EXERCISE DETAILS
Gather all lines in the records below that include the word "Read".

(Collected data entries)
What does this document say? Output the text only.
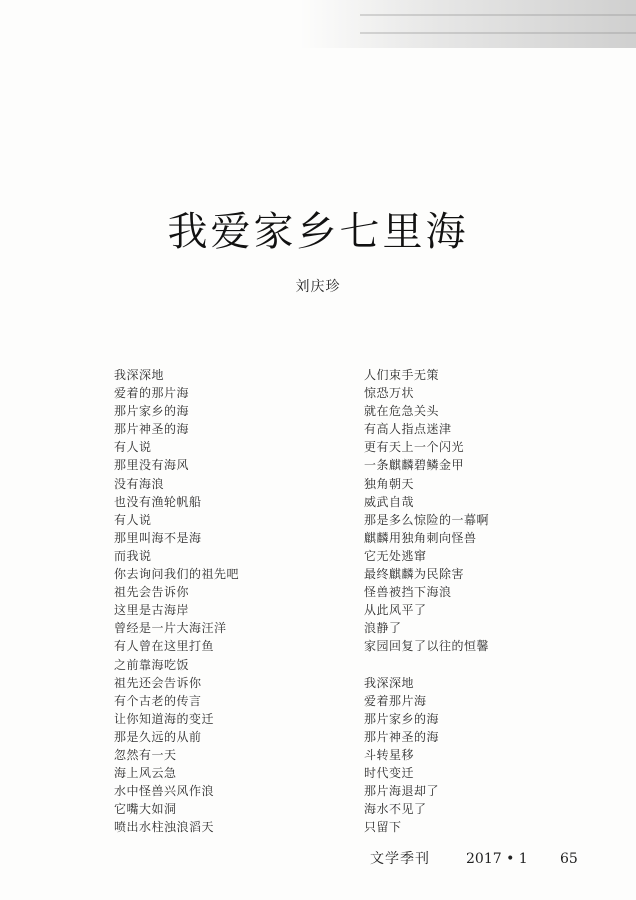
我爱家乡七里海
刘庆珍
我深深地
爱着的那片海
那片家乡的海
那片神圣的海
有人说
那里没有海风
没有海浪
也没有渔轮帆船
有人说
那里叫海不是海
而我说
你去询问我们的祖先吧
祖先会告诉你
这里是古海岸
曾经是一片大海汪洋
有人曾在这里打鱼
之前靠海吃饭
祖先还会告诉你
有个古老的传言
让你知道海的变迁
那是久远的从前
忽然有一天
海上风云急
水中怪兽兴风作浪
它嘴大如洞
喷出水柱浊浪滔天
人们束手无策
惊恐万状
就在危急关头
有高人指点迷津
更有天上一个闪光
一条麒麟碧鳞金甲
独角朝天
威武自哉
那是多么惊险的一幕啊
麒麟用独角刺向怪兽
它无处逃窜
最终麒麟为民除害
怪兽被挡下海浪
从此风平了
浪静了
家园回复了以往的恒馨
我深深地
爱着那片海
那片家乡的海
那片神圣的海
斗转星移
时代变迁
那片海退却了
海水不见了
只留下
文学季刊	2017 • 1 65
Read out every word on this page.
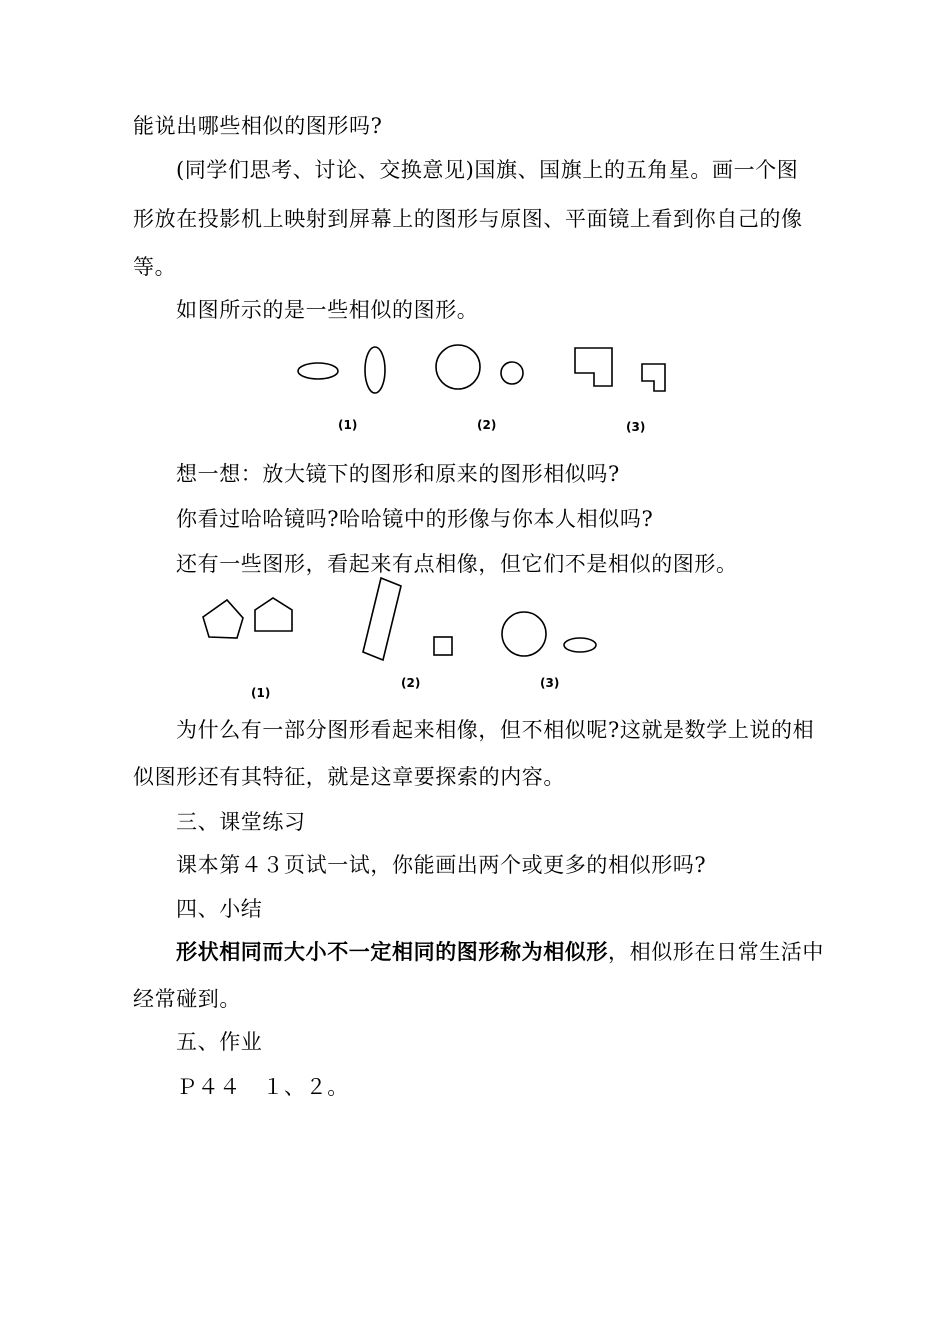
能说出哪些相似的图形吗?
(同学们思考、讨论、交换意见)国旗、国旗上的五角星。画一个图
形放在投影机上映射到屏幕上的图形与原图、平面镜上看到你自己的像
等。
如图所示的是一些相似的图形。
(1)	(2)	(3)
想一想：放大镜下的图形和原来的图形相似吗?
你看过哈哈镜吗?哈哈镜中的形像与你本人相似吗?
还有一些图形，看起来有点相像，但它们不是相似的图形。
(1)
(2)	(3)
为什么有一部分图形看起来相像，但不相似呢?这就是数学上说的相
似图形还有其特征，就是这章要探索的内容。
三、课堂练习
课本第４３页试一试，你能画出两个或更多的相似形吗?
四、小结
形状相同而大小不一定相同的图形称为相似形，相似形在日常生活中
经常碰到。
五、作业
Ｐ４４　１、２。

--

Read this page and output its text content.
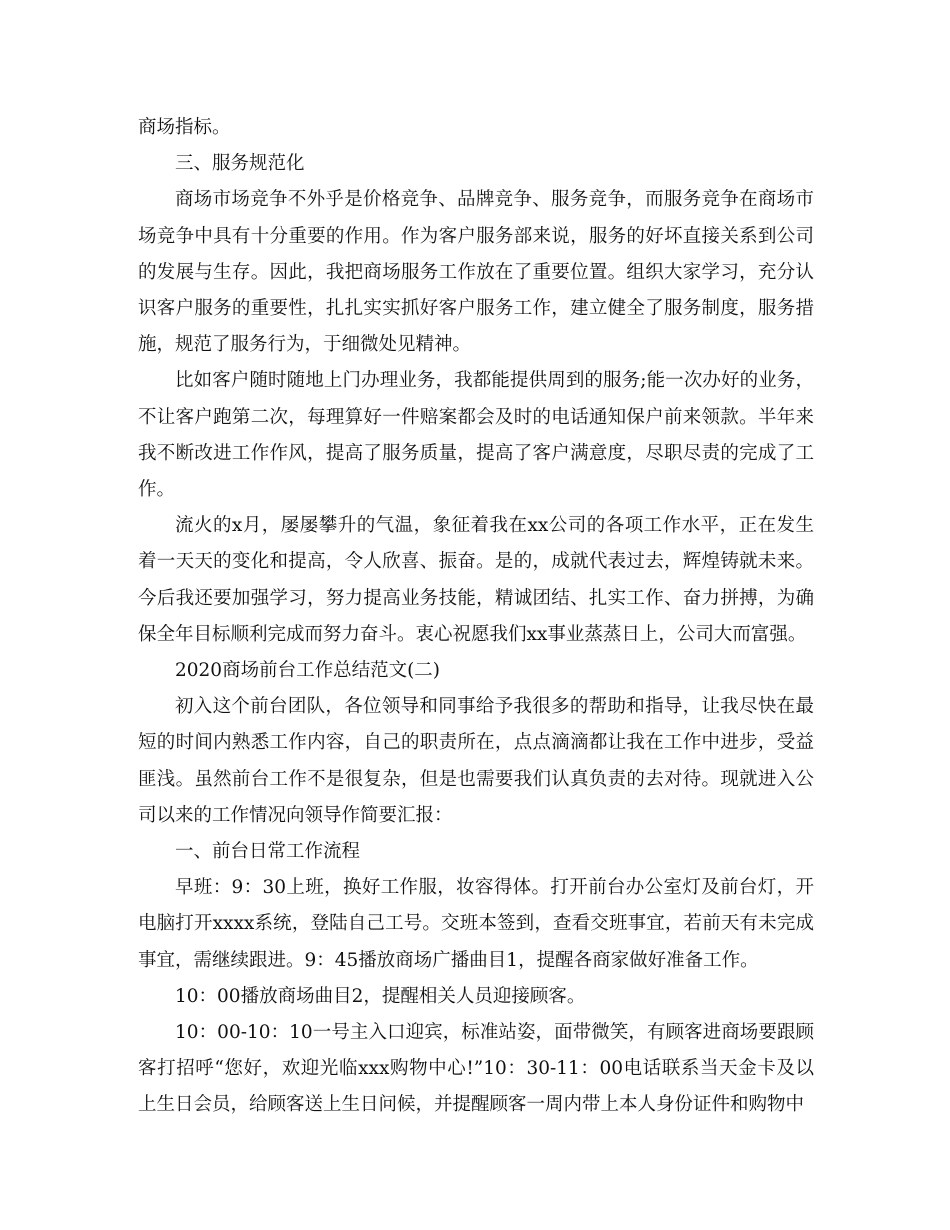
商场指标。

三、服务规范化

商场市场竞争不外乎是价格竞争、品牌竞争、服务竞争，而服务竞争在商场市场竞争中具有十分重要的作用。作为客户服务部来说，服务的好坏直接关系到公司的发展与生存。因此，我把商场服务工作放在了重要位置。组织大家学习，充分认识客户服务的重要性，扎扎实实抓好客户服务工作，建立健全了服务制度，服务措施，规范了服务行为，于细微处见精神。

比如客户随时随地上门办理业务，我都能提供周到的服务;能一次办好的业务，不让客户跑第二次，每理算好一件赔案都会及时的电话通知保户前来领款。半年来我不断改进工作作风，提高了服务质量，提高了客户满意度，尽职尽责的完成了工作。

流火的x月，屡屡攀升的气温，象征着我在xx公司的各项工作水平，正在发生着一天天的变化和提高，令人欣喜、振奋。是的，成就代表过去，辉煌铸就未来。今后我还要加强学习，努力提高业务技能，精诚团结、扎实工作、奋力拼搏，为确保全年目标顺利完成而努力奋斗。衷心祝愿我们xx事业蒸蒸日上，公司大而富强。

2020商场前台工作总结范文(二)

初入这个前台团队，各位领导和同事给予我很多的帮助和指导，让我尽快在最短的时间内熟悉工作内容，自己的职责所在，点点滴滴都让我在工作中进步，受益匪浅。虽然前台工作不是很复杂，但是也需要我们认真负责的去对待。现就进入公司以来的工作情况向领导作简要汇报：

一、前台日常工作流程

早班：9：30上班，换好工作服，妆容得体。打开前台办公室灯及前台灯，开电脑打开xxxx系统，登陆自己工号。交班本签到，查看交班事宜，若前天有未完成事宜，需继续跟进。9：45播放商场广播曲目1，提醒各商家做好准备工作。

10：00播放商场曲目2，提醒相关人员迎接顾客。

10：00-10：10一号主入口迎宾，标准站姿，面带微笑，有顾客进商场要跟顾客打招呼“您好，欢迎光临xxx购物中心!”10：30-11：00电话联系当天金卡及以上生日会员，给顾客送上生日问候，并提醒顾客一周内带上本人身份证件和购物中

RESULT OF THIS EXERCISE
Read out every word on this page.
Read this page and output its text content.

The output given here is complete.